# Set exercise:
Set out every line bearing the string "view".

— Start of Material shown —

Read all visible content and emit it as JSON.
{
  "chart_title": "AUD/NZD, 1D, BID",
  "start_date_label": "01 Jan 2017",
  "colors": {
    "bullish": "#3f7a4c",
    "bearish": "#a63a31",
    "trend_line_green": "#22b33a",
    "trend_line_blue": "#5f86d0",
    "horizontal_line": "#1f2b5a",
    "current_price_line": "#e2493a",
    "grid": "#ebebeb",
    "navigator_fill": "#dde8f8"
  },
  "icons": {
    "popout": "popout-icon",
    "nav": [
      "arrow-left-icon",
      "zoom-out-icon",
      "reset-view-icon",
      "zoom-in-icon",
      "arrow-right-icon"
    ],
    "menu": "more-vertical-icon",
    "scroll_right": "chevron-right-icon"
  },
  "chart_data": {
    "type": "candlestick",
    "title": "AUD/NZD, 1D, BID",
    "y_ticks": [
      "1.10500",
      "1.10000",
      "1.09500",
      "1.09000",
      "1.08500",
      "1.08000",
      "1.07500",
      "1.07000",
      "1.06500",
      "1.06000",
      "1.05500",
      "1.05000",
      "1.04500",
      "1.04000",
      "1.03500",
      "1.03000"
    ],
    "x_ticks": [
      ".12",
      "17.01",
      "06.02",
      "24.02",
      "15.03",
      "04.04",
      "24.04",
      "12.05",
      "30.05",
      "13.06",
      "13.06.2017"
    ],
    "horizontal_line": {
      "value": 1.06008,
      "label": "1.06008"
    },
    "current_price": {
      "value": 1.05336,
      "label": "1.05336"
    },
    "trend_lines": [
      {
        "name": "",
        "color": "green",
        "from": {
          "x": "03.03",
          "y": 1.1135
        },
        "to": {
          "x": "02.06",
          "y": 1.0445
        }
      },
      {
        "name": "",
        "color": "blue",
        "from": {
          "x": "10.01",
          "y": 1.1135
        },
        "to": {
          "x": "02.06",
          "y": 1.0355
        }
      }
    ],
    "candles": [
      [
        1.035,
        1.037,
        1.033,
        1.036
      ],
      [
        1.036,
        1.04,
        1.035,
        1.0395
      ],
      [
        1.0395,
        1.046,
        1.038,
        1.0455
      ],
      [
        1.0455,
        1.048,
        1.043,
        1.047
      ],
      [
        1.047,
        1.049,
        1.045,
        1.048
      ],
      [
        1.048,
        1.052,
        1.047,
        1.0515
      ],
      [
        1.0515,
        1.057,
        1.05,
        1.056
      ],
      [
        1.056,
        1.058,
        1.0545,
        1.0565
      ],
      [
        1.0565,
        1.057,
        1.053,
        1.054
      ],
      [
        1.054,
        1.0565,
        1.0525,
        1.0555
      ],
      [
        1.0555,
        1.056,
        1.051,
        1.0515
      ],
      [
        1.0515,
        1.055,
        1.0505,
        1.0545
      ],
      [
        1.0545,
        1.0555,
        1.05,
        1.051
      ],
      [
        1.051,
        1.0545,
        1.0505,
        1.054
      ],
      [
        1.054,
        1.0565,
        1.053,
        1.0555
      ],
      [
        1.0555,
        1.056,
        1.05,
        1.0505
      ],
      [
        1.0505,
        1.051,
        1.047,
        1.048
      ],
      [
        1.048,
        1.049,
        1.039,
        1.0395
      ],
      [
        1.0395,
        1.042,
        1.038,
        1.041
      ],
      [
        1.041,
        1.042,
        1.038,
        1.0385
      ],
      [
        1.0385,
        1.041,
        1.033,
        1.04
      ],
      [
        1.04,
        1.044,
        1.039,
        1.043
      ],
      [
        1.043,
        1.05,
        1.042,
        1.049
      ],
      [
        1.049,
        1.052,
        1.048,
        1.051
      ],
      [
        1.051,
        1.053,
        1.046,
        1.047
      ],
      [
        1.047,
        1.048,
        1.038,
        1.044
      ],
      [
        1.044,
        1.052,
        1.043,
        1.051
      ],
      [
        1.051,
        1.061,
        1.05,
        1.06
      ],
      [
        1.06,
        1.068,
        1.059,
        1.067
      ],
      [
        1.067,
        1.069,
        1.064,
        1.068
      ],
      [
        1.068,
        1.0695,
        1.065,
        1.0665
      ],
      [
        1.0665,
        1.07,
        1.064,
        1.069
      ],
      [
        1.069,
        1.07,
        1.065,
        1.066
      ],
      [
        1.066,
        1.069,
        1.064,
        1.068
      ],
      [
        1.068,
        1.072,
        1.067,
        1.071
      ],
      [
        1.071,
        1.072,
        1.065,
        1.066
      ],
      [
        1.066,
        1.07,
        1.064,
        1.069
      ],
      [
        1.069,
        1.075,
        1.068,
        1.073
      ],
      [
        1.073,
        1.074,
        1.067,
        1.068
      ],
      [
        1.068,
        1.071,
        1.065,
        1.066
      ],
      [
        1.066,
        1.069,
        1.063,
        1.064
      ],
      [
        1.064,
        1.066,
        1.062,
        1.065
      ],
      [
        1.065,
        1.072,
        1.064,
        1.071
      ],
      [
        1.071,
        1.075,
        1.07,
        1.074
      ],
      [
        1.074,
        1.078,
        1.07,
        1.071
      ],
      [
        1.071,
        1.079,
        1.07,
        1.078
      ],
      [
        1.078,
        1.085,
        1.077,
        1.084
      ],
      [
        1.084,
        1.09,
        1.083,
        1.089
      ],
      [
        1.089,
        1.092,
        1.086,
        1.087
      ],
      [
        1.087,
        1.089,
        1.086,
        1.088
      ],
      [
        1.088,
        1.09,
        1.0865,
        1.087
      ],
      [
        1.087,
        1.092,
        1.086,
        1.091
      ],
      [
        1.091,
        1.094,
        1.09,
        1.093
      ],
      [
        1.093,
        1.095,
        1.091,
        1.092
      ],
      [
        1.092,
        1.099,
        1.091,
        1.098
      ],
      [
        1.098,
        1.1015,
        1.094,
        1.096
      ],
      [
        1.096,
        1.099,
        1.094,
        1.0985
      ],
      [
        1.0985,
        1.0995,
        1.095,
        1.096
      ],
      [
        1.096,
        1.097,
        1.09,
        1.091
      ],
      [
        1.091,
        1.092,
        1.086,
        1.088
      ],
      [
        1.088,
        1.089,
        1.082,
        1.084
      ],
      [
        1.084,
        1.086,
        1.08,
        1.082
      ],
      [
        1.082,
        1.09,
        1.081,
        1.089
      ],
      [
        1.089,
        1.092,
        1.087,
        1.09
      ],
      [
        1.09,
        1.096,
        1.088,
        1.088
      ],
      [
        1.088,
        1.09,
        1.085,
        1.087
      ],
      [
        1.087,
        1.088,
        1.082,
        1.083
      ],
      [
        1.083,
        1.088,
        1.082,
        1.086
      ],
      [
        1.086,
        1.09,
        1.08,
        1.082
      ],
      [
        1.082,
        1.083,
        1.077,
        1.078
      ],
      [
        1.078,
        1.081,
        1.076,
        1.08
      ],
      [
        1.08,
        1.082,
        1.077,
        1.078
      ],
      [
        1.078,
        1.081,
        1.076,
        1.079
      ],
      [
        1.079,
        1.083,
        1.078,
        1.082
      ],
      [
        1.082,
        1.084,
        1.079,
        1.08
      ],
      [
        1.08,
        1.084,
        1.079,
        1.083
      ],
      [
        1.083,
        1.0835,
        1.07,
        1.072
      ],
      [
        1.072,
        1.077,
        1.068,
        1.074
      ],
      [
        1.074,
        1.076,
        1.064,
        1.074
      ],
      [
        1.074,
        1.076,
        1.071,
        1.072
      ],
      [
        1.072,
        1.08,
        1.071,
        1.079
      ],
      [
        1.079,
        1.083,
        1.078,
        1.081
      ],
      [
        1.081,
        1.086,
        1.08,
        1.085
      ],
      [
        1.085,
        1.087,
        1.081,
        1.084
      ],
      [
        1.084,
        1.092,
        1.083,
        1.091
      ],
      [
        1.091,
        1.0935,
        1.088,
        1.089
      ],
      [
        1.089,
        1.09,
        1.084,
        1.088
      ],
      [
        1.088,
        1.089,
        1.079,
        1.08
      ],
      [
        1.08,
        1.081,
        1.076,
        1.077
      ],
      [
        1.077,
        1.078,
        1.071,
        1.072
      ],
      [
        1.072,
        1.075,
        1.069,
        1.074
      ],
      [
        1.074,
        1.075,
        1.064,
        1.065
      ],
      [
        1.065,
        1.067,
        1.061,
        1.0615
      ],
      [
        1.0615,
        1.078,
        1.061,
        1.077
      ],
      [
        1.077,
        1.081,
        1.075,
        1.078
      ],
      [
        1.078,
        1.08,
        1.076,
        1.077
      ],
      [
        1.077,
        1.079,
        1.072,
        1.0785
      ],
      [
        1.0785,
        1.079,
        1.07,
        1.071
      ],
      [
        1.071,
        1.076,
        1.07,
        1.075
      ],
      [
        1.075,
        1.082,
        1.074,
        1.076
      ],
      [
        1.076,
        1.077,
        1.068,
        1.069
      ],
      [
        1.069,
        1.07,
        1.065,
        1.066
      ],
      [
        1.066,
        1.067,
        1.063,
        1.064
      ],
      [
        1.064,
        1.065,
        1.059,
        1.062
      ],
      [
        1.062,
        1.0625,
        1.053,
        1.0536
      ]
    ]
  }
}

— End of Material shown —
— Start of Material shown —

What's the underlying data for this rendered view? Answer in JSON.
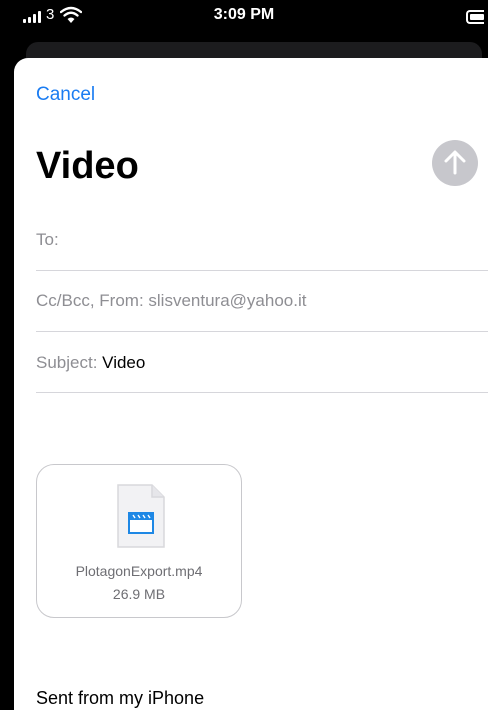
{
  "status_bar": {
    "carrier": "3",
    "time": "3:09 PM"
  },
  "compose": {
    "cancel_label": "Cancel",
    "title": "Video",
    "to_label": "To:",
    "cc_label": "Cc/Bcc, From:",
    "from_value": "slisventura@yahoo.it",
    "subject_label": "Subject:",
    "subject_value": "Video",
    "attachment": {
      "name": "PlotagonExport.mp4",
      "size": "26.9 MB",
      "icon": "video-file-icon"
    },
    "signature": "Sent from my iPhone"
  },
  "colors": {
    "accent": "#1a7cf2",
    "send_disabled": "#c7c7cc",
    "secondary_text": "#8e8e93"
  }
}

— End of Material shown —

# Full output:
      "reset-view-icon",
What's the underlying data for this rendered view? Answer in JSON.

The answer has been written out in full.